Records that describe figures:
● ● ●

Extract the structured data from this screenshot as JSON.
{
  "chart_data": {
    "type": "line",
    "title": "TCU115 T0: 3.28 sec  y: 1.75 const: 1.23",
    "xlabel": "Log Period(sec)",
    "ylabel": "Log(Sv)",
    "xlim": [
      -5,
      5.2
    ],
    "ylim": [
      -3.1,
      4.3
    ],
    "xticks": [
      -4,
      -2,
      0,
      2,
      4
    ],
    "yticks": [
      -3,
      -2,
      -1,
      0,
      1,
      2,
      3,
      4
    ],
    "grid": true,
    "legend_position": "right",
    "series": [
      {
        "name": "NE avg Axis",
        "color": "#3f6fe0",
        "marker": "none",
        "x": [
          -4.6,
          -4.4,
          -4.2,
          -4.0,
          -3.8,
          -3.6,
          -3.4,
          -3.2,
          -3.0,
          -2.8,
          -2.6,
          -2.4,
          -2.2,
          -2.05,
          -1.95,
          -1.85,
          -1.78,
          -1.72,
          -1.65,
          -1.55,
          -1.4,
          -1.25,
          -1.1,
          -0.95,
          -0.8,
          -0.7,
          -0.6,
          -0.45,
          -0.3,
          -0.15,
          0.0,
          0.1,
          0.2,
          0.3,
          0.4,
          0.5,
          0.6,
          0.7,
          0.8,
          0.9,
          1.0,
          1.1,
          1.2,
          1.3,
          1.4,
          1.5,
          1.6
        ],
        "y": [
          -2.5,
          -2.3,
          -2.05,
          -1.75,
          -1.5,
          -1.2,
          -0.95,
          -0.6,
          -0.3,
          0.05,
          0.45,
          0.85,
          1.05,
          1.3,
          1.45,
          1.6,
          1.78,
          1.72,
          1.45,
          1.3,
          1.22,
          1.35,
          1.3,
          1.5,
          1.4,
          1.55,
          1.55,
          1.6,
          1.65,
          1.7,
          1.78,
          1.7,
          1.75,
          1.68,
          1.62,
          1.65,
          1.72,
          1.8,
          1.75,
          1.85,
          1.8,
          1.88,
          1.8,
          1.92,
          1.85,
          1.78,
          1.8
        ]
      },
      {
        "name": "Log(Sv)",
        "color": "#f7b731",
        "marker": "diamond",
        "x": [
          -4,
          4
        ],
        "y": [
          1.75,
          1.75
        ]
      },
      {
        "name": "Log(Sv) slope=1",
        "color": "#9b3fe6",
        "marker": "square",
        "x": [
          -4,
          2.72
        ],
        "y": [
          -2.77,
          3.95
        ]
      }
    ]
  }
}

● ● ●

Using the listing above, reproduce each line without omission.

Extract the structured data from this screenshot as JSON.
{
  "chart_data": {
    "type": "line",
    "title": "TCU115 T0: 3.28 sec  y: 1.75 const: 1.23",
    "xlabel": "Log Period(sec)",
    "ylabel": "Log(Sv)",
    "xlim": [
      -5,
      5.2
    ],
    "ylim": [
      -3.1,
      4.3
    ],
    "xticks": [
      -4,
      -2,
      0,
      2,
      4
    ],
    "yticks": [
      -3,
      -2,
      -1,
      0,
      1,
      2,
      3,
      4
    ],
    "grid": true,
    "legend_position": "right",
    "series": [
      {
        "name": "NE avg Axis",
        "color": "#3f6fe0",
        "marker": "none",
        "x": [
          -4.6,
          -4.4,
          -4.2,
          -4.0,
          -3.8,
          -3.6,
          -3.4,
          -3.2,
          -3.0,
          -2.8,
          -2.6,
          -2.4,
          -2.2,
          -2.05,
          -1.95,
          -1.85,
          -1.78,
          -1.72,
          -1.65,
          -1.55,
          -1.4,
          -1.25,
          -1.1,
          -0.95,
          -0.8,
          -0.7,
          -0.6,
          -0.45,
          -0.3,
          -0.15,
          0.0,
          0.1,
          0.2,
          0.3,
          0.4,
          0.5,
          0.6,
          0.7,
          0.8,
          0.9,
          1.0,
          1.1,
          1.2,
          1.3,
          1.4,
          1.5,
          1.6
        ],
        "y": [
          -2.5,
          -2.3,
          -2.05,
          -1.75,
          -1.5,
          -1.2,
          -0.95,
          -0.6,
          -0.3,
          0.05,
          0.45,
          0.85,
          1.05,
          1.3,
          1.45,
          1.6,
          1.78,
          1.72,
          1.45,
          1.3,
          1.22,
          1.35,
          1.3,
          1.5,
          1.4,
          1.55,
          1.55,
          1.6,
          1.65,
          1.7,
          1.78,
          1.7,
          1.75,
          1.68,
          1.62,
          1.65,
          1.72,
          1.8,
          1.75,
          1.85,
          1.8,
          1.88,
          1.8,
          1.92,
          1.85,
          1.78,
          1.8
        ]
      },
      {
        "name": "Log(Sv)",
        "color": "#f7b731",
        "marker": "diamond",
        "x": [
          -4,
          4
        ],
        "y": [
          1.75,
          1.75
        ]
      },
      {
        "name": "Log(Sv) slope=1",
        "color": "#9b3fe6",
        "marker": "square",
        "x": [
          -4,
          2.72
        ],
        "y": [
          -2.77,
          3.95
        ]
      }
    ]
  }
}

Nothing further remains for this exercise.